DATA EXCERPTS:

## Start

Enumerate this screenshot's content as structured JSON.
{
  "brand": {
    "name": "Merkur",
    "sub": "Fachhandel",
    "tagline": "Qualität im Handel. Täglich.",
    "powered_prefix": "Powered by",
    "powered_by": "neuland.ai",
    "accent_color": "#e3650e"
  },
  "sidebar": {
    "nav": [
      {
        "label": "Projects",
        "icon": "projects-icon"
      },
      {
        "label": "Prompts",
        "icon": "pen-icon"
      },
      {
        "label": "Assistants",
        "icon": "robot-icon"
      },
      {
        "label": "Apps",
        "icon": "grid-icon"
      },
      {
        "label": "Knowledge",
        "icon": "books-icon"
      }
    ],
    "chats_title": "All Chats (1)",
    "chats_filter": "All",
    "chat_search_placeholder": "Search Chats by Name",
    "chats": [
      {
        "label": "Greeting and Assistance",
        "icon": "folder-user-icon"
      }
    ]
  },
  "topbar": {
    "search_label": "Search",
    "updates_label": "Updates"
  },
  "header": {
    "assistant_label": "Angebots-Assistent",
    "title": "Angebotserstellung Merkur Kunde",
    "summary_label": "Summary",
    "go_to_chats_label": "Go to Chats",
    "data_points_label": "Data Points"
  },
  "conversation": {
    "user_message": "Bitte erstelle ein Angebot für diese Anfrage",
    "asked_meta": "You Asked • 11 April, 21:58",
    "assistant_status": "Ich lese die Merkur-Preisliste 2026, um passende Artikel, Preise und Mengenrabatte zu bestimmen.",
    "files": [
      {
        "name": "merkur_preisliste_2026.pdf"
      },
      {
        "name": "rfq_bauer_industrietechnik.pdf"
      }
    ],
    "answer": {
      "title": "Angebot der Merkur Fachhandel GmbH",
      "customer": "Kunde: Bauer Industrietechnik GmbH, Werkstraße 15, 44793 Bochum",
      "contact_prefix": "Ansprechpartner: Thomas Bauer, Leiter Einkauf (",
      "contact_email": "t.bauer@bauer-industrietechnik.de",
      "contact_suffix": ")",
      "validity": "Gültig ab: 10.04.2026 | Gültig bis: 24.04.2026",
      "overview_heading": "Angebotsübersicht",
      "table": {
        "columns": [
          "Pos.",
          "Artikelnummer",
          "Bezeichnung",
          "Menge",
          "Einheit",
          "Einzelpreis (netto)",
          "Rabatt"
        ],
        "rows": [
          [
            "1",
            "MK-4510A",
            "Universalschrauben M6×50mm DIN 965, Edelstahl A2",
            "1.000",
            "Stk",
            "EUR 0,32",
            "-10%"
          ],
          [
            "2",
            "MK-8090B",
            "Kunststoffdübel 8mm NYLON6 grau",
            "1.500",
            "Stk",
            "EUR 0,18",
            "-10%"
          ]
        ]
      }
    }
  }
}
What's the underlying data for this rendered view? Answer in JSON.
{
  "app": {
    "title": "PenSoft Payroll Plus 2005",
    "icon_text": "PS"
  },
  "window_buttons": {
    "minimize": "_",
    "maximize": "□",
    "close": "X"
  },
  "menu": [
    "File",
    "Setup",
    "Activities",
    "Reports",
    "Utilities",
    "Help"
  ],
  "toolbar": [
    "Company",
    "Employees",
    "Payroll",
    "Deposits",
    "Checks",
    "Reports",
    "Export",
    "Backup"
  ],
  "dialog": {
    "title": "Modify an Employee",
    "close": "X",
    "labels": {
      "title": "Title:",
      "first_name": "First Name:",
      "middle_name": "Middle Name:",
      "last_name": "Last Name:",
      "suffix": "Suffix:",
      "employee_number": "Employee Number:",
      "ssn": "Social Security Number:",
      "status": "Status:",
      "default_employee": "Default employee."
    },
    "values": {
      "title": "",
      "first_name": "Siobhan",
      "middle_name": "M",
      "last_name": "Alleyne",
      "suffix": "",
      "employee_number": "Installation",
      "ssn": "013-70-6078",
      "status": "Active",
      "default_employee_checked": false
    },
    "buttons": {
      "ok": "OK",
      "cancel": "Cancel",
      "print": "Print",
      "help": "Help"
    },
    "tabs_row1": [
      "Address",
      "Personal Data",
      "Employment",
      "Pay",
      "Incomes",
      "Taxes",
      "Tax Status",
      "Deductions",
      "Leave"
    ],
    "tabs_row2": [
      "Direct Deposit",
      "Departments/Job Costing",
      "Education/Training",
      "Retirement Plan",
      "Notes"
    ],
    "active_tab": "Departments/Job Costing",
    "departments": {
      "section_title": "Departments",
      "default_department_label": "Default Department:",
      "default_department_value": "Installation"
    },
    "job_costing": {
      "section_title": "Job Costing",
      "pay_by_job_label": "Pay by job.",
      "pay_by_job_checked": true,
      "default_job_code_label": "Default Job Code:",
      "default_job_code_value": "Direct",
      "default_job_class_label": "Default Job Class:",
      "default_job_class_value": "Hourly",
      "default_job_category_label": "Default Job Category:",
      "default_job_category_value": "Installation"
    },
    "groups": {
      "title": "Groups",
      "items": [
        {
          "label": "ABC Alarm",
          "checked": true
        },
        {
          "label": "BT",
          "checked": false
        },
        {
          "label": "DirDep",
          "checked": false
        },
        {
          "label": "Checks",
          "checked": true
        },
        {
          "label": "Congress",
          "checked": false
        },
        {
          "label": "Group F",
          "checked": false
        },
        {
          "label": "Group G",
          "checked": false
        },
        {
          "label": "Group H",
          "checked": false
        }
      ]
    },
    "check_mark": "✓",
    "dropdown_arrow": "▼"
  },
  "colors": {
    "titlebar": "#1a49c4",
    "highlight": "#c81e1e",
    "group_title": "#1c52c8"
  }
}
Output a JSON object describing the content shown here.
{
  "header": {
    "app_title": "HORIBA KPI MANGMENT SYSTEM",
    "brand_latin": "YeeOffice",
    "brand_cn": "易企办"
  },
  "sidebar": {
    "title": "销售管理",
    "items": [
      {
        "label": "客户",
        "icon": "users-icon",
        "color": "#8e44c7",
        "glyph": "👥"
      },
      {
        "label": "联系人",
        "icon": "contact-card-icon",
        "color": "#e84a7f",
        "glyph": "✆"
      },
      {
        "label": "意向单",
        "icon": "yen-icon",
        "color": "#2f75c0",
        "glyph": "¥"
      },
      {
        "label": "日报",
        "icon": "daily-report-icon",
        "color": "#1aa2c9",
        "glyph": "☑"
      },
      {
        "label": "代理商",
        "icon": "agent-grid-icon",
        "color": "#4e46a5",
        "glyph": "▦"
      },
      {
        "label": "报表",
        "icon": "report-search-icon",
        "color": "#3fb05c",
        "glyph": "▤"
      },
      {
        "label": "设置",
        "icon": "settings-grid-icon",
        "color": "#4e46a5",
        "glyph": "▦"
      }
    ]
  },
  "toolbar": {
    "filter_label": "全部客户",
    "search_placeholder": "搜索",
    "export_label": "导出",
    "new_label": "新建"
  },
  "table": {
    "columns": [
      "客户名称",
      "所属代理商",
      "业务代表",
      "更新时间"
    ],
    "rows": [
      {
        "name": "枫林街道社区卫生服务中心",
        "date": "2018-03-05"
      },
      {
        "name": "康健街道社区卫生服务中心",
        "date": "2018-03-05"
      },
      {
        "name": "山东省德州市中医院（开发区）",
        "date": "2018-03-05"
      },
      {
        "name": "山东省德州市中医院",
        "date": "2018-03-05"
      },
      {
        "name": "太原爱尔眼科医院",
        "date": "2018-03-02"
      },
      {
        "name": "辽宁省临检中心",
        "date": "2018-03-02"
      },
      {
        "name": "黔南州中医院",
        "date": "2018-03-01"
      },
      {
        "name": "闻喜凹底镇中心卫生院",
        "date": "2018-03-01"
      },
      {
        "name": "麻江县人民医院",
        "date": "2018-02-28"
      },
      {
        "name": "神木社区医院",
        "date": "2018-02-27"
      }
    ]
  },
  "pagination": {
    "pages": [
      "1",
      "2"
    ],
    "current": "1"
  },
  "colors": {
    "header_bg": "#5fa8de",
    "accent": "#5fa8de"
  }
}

## End

TASK TO COMPLETE: List every line above that holds the word "Direct".

WORKED SOLUTION:
      "Direct Deposit",
      "default_job_code_value": "Direct",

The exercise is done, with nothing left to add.